## TASK STATEMENT
Could you write out the records below exactly as they appear, leaving out any pictures?

Records from a data collection
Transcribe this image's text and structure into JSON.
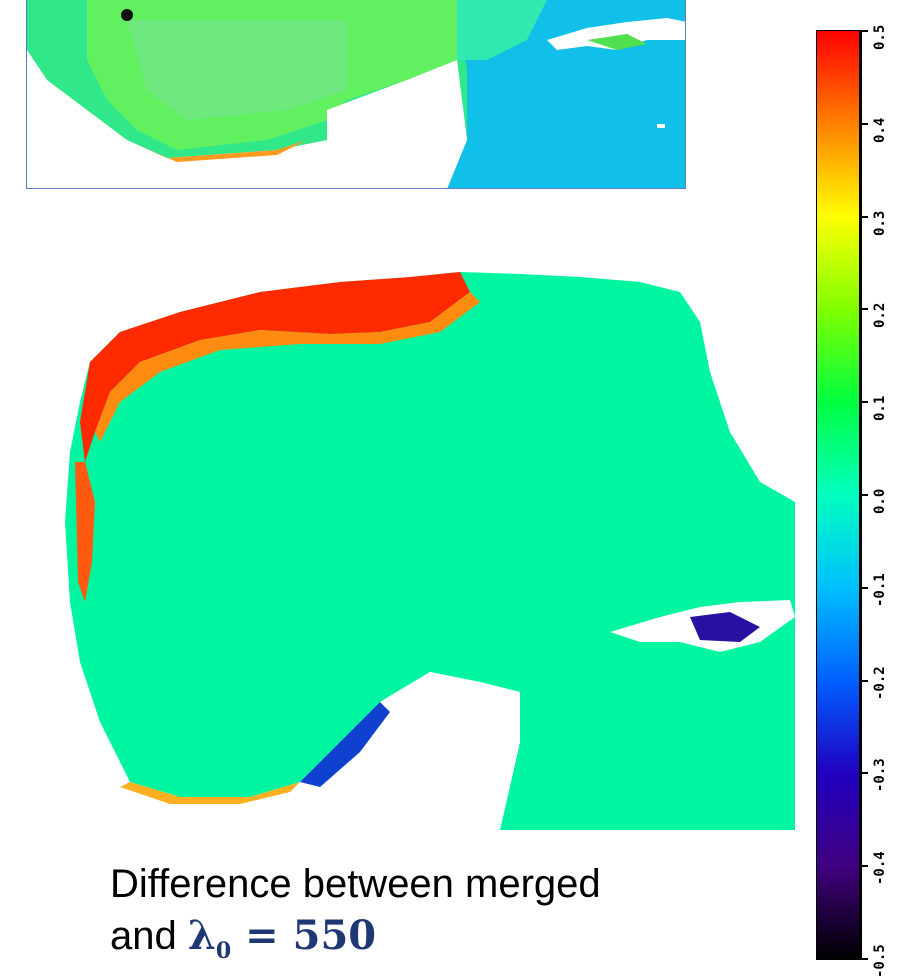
{
  "caption": {
    "line1": "Difference between merged",
    "line2_prefix": "and",
    "symbol": "λ",
    "subscript": "0",
    "equals": " = ",
    "value": "550"
  },
  "colorbar": {
    "ticks": [
      "0.5",
      "0.4",
      "0.3",
      "0.2",
      "0.1",
      "0.0",
      "-0.1",
      "-0.2",
      "-0.3",
      "-0.4",
      "-0.5"
    ],
    "colors": [
      "#ff0000",
      "#ff8000",
      "#ffff00",
      "#80ff00",
      "#00ff40",
      "#00ffc0",
      "#00c0ff",
      "#0060ff",
      "#2000c0",
      "#400080",
      "#000000"
    ]
  },
  "map": {
    "land_color": "#ffffff",
    "ocean_color": "#00f5a0",
    "coast_positive_color": "#ff3000",
    "coast_negative_color": "#1040d0"
  }
}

## COMPLETE OUTPUT
Transcribe this image's text and structure into JSON.
{
  "caption": {
    "line1": "Difference between merged",
    "line2_prefix": "and",
    "symbol": "λ",
    "subscript": "0",
    "equals": " = ",
    "value": "550"
  },
  "colorbar": {
    "ticks": [
      "0.5",
      "0.4",
      "0.3",
      "0.2",
      "0.1",
      "0.0",
      "-0.1",
      "-0.2",
      "-0.3",
      "-0.4",
      "-0.5"
    ],
    "colors": [
      "#ff0000",
      "#ff8000",
      "#ffff00",
      "#80ff00",
      "#00ff40",
      "#00ffc0",
      "#00c0ff",
      "#0060ff",
      "#2000c0",
      "#400080",
      "#000000"
    ]
  },
  "map": {
    "land_color": "#ffffff",
    "ocean_color": "#00f5a0",
    "coast_positive_color": "#ff3000",
    "coast_negative_color": "#1040d0"
  }
}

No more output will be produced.